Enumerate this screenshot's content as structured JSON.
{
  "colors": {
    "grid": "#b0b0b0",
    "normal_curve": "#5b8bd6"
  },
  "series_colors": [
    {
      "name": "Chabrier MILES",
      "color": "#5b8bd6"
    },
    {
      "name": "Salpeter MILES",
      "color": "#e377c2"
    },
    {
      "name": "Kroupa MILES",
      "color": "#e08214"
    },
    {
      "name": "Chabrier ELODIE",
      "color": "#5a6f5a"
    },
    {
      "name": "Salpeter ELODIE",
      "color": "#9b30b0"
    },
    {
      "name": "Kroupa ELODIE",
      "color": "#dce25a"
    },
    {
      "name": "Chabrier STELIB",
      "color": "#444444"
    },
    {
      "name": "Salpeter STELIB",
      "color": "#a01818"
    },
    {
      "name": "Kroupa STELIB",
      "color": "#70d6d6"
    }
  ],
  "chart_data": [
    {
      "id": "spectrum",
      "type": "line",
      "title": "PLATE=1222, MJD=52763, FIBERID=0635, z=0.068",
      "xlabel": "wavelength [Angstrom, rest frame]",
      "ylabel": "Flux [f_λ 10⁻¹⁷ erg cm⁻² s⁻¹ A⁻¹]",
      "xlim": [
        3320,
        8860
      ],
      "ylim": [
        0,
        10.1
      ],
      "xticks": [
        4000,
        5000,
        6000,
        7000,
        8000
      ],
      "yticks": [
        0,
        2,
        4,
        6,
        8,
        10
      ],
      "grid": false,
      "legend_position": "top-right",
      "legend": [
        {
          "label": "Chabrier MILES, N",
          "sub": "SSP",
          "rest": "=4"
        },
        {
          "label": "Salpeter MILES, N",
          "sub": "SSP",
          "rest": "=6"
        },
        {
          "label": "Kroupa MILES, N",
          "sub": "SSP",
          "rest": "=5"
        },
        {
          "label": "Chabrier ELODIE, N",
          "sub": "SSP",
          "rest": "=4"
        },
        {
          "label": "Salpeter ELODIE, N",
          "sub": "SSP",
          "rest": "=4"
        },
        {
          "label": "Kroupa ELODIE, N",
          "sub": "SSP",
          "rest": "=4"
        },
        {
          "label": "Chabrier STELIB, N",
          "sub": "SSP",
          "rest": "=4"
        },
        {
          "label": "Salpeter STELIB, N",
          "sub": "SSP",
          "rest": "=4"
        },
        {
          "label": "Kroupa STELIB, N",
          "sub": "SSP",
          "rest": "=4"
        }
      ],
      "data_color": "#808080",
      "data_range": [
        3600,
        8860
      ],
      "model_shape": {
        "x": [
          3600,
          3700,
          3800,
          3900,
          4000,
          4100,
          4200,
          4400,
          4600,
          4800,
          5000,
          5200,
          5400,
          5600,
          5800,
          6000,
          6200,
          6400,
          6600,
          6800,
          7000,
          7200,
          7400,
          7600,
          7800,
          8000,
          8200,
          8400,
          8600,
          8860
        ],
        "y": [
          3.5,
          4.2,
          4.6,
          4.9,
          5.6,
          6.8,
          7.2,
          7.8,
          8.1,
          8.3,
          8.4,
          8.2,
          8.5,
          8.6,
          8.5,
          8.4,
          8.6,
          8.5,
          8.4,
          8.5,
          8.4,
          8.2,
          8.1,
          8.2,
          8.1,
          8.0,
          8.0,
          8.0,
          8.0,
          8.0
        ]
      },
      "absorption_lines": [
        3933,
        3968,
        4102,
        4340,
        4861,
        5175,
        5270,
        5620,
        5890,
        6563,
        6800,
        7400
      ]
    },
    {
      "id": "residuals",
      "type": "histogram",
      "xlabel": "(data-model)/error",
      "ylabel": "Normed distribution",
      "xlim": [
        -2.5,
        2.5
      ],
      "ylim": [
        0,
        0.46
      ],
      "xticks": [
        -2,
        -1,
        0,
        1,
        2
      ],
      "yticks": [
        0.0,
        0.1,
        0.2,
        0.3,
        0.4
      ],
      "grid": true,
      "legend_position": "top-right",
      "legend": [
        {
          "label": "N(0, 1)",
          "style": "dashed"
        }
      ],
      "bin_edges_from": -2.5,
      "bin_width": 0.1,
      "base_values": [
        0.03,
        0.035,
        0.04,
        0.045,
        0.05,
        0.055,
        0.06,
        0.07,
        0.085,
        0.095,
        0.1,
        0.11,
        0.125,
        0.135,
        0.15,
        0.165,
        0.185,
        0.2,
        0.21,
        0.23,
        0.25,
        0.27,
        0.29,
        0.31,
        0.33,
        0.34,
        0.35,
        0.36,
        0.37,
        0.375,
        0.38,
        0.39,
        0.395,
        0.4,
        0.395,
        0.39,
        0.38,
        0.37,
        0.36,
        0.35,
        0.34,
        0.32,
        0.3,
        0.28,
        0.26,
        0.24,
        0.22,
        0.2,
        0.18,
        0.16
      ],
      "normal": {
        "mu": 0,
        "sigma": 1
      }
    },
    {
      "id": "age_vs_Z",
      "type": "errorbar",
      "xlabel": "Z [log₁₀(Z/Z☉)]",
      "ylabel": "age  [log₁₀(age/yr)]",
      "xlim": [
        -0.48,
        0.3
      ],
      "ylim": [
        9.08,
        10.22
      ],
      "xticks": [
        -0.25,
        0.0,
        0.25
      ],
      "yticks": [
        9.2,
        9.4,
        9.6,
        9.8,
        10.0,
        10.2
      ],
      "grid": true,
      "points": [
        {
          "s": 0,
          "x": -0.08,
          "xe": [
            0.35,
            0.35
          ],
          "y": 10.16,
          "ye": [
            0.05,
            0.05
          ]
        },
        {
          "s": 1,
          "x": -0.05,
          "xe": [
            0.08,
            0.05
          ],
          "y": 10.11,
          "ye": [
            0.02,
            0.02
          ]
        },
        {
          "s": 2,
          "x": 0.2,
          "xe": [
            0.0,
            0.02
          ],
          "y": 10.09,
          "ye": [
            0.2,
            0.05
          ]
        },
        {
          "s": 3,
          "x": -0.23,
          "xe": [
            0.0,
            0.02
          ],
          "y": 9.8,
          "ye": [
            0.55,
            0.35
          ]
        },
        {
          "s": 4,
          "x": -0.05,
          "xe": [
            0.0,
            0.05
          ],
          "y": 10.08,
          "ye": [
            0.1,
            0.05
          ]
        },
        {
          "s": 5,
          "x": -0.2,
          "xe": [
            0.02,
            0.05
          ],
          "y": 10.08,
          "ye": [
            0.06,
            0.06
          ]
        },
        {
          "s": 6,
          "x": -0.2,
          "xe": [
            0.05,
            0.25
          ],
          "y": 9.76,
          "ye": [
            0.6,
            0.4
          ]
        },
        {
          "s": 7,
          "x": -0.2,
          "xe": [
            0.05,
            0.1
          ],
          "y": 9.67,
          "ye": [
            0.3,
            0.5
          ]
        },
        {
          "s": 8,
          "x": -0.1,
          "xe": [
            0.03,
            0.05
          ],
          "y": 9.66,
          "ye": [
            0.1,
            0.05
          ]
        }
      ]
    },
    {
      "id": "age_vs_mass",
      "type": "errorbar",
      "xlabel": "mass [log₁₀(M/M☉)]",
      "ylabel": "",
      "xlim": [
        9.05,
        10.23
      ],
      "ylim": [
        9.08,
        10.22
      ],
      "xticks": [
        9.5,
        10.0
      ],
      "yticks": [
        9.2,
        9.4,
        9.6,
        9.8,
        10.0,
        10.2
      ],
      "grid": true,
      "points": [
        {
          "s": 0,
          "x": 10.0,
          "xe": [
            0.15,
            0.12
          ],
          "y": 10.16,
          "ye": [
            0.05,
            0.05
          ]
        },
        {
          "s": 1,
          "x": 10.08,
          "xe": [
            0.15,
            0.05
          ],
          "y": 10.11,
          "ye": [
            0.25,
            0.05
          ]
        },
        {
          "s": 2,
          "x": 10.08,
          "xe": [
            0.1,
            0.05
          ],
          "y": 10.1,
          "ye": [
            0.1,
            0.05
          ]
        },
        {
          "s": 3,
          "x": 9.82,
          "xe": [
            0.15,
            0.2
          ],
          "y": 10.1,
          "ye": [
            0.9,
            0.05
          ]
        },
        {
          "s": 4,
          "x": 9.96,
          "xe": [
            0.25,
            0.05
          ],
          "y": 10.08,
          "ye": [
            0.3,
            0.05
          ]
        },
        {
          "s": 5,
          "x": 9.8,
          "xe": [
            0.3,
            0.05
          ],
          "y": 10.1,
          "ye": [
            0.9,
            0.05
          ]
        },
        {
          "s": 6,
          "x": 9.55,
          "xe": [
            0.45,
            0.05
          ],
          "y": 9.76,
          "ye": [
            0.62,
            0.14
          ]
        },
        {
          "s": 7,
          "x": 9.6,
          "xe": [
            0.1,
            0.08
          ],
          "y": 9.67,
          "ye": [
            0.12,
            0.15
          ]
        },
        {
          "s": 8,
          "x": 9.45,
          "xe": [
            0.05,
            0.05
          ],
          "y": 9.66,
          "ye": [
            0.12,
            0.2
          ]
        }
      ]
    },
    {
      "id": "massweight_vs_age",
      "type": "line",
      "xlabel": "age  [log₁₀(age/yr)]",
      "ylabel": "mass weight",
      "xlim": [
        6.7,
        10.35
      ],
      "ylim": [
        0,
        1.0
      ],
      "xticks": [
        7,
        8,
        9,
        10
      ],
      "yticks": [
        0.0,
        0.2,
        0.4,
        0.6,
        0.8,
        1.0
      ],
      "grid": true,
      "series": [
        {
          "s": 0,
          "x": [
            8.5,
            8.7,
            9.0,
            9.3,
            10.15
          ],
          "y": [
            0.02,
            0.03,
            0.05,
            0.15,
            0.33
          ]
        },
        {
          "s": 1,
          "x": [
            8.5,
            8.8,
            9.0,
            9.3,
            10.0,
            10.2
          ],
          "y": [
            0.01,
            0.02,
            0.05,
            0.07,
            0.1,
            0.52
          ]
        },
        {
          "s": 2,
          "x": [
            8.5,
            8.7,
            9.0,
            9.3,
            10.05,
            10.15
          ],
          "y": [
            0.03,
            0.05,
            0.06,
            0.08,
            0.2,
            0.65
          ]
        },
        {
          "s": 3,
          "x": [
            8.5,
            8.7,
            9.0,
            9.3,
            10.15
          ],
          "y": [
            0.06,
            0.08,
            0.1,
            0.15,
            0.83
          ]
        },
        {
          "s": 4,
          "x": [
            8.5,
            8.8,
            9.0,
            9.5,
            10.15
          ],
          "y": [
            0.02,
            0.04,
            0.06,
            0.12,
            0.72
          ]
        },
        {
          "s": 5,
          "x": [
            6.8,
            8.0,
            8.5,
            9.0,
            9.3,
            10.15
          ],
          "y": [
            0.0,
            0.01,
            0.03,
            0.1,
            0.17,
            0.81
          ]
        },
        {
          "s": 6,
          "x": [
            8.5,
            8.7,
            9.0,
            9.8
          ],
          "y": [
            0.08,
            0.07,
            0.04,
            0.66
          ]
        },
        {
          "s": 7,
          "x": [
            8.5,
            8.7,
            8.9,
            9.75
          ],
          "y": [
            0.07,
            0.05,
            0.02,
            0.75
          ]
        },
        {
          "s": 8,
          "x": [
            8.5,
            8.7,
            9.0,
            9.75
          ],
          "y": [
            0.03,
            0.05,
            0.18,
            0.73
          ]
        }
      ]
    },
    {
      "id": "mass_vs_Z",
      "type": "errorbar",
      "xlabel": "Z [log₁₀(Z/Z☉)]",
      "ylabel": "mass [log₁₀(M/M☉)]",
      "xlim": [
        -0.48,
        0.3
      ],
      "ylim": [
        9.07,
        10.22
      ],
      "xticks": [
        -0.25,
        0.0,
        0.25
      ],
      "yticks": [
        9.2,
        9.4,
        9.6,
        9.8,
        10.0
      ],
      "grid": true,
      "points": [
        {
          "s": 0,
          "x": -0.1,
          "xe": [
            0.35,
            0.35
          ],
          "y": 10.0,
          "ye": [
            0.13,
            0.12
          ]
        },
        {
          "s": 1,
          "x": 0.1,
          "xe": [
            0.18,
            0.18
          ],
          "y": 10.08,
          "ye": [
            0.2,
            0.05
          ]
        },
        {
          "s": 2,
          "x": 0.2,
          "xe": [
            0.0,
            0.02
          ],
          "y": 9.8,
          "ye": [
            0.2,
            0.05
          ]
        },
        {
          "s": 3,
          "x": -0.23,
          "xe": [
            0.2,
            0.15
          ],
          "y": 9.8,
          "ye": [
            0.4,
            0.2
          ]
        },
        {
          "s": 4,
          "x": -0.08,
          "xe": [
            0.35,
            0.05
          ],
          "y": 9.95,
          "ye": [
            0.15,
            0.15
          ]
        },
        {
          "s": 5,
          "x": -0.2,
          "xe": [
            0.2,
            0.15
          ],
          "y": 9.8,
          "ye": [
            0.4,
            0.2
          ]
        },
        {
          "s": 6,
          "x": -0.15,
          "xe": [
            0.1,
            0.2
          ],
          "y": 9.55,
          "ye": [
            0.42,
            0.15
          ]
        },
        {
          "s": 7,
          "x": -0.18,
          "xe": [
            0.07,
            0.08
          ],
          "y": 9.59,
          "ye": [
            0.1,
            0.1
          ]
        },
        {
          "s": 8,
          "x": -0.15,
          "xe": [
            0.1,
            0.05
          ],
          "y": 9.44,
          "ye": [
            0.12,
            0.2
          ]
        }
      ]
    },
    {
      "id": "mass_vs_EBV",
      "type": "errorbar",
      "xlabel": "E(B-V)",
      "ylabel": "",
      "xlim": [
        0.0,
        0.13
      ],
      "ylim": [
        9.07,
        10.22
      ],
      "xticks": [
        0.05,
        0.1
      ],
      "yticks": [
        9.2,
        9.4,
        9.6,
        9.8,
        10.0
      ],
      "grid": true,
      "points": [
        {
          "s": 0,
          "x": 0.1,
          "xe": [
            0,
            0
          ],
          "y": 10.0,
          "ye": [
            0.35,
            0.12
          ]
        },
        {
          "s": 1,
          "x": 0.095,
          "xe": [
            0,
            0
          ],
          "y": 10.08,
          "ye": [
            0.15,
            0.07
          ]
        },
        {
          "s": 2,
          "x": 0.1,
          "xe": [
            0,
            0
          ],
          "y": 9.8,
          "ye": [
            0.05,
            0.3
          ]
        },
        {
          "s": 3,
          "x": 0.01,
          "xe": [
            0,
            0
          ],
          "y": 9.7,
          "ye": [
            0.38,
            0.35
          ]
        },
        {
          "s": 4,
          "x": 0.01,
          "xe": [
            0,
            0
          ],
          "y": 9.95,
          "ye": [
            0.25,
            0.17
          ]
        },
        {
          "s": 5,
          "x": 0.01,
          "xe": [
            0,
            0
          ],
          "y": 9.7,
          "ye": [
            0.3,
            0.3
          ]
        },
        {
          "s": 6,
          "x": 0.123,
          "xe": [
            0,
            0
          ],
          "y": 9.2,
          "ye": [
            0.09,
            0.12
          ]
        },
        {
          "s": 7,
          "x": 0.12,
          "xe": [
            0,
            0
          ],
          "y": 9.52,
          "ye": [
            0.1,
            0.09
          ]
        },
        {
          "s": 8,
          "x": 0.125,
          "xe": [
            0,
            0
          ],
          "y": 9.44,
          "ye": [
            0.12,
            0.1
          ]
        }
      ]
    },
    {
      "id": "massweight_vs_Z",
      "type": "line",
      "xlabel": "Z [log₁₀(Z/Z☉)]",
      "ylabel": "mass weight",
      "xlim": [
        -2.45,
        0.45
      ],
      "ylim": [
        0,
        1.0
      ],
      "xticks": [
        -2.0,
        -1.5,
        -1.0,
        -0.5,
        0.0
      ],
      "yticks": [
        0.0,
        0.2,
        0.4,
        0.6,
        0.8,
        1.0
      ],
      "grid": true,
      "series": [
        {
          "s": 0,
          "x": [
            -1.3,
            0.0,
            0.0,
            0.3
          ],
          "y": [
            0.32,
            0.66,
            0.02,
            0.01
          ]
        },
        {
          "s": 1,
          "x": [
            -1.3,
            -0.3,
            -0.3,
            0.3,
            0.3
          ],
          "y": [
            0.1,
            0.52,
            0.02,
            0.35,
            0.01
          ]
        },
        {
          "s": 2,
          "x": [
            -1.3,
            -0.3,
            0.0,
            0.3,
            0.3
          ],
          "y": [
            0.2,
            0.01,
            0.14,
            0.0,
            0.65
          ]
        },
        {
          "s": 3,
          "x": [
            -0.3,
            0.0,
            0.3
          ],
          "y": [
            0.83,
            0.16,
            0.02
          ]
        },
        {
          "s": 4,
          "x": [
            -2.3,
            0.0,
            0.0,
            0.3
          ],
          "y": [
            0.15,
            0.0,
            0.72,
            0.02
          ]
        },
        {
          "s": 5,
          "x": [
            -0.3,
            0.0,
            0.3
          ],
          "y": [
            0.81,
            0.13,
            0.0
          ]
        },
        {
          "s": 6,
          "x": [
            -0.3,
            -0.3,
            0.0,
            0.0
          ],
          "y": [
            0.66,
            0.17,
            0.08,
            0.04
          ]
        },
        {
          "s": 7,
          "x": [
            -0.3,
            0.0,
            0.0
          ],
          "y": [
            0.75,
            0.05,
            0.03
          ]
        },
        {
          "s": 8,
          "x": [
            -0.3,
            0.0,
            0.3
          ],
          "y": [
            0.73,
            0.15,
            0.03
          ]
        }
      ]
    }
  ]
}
━━━━
▶ [The request]: Using the material above, state how many lines include the string "MILES". Answer with a single number.

▶ [Expected answer]: 6